**Short problem 1**
Reproduce the records verbatim from the line containing "college-line: College of" through the final line of the records, both included.

===== Supplied passage =====

Artificial intelligence is rapidly changing the operational logic of enterprise IT. At Extreme Connect 2026 in Orlando, Extreme Networks presented a strategy that places AI agents at the center of enterprise networking. The company argues that modern networks can no longer rely on manual administration and fragmented tools, particularly as AI workloads, cloud applications, and connected devices continue to increase operational complexity.

Extreme Networks used its annual Extreme Connect conference in Orlando to present a broader vision for enterprise networking built around autonomous AI systems. The company introduced Agent ONE, a framework designed to move enterprise IT operations beyond assistive AI toward continuously operating AI agents capable of monitoring, analyzing, and executing network tasks in real time.

The announcement reflects a wider industry trend in which networking vendors are integrating AI more deeply into infrastructure management. While earlier generations of AI tools focused primarily on providing recommendations or simplifying workflows, Extreme Networks is positioning its new platform as an operational layer capable of autonomous action within governance boundaries defined by IT teams.

===== Records to process =====

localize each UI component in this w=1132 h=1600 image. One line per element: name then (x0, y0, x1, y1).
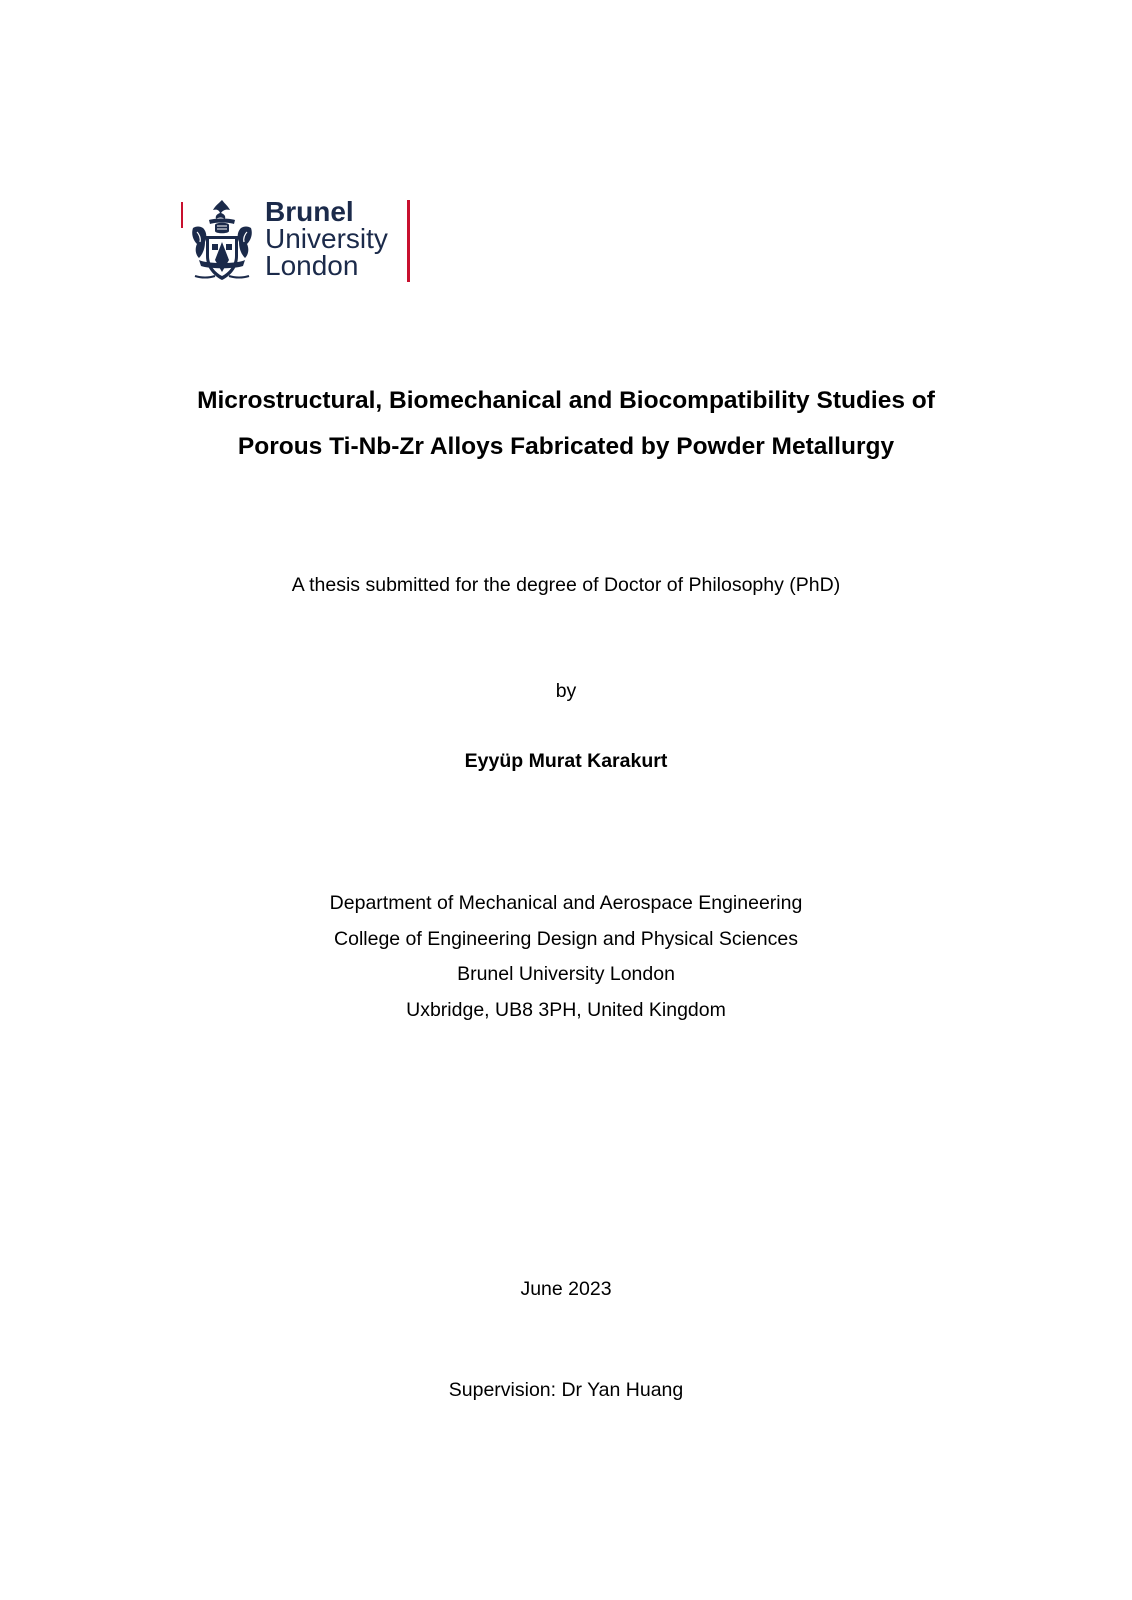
college-line: College of Engineering Design and Physical Sciences (334, 927, 798, 950)
university-logo (181, 198, 421, 284)
logo-wordmark (265, 198, 388, 279)
university-line: Brunel University London (457, 963, 675, 985)
logo-accent-bar-left (181, 202, 183, 228)
logo-line-london: London (265, 250, 359, 281)
by-label: by (555, 680, 577, 702)
thesis-title-line-1: Microstructural, Biomechanical and Biocompatibility Studies of (197, 387, 935, 414)
logo-line-university: University (265, 223, 388, 254)
submission-date: June 2023 (520, 1278, 612, 1300)
university-crest-icon (189, 198, 255, 284)
author-name: Eyyüp Murat Karakurt (464, 750, 668, 772)
supervision-line: Supervision: Dr Yan Huang (448, 1379, 684, 1401)
logo-line-brunel: Brunel (265, 196, 354, 227)
degree-statement: A thesis submitted for the degree of Doctor of Philosophy (PhD) (291, 574, 841, 596)
address-line: Uxbridge, UB8 3PH, United Kingdom (406, 998, 726, 1021)
thesis-title (0, 378, 1132, 470)
department-line: Department of Mechanical and Aerospace Engineering (329, 892, 803, 914)
logo-accent-bar-right (407, 200, 410, 282)
thesis-title-line-2: Porous Ti-Nb-Zr Alloys Fabricated by Powder Metallurgy (237, 433, 895, 460)
affiliation-block (0, 886, 1132, 1028)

=====

**Short problem 2**
In the passage on Extreme Networks, what is the name of the framework the company introduced at its Orlando conference?

**Full answer 1**
college-line: College of Engineering Design and Physical Sciences (334, 927, 798, 950)
university-logo (181, 198, 421, 284)
logo-wordmark (265, 198, 388, 279)
university-line: Brunel University London (457, 963, 675, 985)
logo-accent-bar-left (181, 202, 183, 228)
logo-line-london: London (265, 250, 359, 281)
by-label: by (555, 680, 577, 702)
thesis-title-line-1: Microstructural, Biomechanical and Biocompatibility Studies of (197, 387, 935, 414)
logo-line-university: University (265, 223, 388, 254)
submission-date: June 2023 (520, 1278, 612, 1300)
university-crest-icon (189, 198, 255, 284)
author-name: Eyyüp Murat Karakurt (464, 750, 668, 772)
supervision-line: Supervision: Dr Yan Huang (448, 1379, 684, 1401)
logo-line-brunel: Brunel (265, 196, 354, 227)
degree-statement: A thesis submitted for the degree of Doctor of Philosophy (PhD) (291, 574, 841, 596)
address-line: Uxbridge, UB8 3PH, United Kingdom (406, 998, 726, 1021)
thesis-title (0, 378, 1132, 470)
department-line: Department of Mechanical and Aerospace Engineering (329, 892, 803, 914)
logo-accent-bar-right (407, 200, 410, 282)
thesis-title-line-2: Porous Ti-Nb-Zr Alloys Fabricated by Powder Metallurgy (237, 433, 895, 460)
affiliation-block (0, 886, 1132, 1028)

**Full answer 2**
Agent ONE